Extracts from a graphics dataset:
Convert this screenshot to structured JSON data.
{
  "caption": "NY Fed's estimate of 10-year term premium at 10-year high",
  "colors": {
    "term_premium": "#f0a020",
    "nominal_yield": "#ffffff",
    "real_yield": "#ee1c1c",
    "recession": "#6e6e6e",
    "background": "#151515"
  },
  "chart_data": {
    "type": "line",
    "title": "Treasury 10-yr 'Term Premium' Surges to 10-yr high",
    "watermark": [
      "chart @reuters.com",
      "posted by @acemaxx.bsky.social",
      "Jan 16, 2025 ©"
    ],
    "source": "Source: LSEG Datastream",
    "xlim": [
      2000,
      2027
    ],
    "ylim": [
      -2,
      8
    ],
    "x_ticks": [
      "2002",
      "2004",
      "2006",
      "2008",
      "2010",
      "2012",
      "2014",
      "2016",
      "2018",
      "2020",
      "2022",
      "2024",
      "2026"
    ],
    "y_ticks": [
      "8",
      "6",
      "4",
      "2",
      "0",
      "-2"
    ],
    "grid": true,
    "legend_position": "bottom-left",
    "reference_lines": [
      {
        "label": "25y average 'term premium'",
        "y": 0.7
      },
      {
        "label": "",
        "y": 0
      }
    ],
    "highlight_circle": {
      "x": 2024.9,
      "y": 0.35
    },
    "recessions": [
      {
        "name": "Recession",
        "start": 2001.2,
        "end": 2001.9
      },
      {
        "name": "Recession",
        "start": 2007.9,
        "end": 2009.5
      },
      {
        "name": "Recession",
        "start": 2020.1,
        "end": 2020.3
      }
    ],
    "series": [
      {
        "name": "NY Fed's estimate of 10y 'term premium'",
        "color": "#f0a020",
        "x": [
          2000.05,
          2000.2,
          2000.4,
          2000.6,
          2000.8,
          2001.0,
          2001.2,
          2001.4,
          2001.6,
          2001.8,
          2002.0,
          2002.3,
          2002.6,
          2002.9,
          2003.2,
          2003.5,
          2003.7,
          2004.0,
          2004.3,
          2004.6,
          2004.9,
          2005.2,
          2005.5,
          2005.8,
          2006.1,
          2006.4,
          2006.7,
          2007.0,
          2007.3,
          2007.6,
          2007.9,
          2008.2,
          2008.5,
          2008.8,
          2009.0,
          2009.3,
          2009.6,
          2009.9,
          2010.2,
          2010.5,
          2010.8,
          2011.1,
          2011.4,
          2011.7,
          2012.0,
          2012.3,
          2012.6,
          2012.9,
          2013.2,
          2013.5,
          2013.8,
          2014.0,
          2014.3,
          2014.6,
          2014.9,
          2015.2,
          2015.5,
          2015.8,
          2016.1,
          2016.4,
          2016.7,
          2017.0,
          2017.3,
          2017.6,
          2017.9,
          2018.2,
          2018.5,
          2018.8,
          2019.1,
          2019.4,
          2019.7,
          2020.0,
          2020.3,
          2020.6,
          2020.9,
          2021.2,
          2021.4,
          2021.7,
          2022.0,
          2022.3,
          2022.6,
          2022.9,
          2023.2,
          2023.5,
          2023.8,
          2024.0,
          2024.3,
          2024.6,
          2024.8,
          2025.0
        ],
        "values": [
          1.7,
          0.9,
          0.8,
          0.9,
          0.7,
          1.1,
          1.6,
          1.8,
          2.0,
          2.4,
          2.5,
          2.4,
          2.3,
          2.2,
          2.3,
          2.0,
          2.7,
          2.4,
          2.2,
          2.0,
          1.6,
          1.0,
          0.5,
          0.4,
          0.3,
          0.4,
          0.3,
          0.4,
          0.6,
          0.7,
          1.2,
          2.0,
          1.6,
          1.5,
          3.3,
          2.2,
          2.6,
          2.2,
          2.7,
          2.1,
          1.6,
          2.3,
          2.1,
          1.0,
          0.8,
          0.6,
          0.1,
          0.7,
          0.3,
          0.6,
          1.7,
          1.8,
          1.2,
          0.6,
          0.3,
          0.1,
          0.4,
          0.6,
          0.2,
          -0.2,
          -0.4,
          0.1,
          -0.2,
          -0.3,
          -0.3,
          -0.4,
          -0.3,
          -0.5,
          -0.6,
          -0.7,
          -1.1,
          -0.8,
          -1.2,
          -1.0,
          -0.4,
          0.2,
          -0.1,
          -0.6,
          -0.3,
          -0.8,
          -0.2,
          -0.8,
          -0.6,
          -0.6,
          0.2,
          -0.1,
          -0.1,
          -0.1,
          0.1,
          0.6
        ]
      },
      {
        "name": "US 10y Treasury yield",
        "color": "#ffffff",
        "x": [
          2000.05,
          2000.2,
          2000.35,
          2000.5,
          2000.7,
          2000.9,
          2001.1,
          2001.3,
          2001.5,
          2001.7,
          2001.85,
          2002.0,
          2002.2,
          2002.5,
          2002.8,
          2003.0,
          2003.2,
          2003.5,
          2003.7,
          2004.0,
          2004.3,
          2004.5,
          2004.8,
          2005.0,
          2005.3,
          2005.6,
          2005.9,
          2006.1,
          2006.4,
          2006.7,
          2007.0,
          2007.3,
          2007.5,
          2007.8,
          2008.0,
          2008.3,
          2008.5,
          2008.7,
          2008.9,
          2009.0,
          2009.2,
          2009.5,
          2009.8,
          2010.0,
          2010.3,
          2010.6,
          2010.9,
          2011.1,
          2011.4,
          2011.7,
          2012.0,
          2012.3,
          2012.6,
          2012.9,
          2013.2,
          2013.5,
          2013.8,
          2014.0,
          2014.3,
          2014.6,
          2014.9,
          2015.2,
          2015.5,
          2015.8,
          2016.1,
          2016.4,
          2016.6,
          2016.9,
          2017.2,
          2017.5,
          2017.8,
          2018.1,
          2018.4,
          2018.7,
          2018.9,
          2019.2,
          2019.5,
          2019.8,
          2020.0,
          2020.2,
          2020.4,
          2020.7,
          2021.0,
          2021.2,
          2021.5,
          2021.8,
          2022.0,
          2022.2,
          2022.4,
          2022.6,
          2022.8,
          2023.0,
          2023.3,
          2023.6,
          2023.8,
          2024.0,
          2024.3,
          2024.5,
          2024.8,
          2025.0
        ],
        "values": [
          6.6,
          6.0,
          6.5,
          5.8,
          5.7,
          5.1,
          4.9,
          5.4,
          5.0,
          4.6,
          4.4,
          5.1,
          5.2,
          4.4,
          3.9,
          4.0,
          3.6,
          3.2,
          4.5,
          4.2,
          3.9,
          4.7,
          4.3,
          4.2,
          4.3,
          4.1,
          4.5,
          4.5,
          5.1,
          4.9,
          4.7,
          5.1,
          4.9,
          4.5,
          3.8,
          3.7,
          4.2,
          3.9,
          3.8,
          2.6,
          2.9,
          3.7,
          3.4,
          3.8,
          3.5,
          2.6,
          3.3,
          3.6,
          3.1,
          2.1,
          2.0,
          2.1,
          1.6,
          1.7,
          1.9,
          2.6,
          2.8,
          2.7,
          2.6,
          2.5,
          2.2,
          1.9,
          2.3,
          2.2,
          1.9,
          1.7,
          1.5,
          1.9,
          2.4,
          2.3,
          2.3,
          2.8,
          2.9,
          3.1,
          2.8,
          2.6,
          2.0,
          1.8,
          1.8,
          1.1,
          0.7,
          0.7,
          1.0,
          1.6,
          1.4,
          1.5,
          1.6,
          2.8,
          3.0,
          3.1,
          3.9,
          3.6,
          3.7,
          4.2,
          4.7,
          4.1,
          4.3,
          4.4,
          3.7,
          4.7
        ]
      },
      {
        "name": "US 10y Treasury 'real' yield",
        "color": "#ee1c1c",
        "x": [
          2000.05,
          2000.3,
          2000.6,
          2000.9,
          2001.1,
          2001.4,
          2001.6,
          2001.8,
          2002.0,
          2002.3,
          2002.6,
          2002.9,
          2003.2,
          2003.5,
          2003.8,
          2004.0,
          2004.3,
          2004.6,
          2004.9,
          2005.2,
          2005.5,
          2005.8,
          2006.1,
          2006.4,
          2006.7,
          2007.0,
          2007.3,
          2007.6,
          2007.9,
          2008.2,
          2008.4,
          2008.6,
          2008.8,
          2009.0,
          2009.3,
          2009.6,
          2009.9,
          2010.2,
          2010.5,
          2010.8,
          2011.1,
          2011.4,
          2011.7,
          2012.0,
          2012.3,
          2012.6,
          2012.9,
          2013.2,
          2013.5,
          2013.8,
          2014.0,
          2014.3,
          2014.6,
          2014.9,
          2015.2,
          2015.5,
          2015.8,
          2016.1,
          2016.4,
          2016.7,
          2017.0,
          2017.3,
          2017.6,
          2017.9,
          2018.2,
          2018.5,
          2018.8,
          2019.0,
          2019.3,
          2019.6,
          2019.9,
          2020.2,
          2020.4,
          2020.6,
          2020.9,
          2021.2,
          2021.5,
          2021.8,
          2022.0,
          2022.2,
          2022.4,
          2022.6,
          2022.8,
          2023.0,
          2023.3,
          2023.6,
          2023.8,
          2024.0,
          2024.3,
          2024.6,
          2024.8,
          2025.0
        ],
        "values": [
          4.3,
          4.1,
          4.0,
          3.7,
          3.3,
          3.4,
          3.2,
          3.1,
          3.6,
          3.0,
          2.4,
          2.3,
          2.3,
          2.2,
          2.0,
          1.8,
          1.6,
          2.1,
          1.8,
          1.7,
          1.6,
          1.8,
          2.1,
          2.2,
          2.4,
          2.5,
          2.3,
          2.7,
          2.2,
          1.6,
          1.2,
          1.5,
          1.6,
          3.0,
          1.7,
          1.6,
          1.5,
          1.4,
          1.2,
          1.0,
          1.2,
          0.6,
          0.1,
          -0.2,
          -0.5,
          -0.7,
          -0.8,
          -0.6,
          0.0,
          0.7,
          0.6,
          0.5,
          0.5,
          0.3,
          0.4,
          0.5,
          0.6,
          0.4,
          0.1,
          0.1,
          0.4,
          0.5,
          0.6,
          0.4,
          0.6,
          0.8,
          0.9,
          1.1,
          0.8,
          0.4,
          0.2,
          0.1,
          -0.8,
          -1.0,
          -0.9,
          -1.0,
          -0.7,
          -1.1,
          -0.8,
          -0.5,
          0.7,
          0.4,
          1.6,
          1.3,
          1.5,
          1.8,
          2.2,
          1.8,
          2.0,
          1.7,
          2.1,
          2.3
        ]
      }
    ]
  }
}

AIM: Each line in the data that holds the string "estimate" should be found and copied.

RESPONSE TO THE TASK:
  "caption": "NY Fed's estimate of 10-year term premium at 10-year high",
        "name": "NY Fed's estimate of 10y 'term premium'",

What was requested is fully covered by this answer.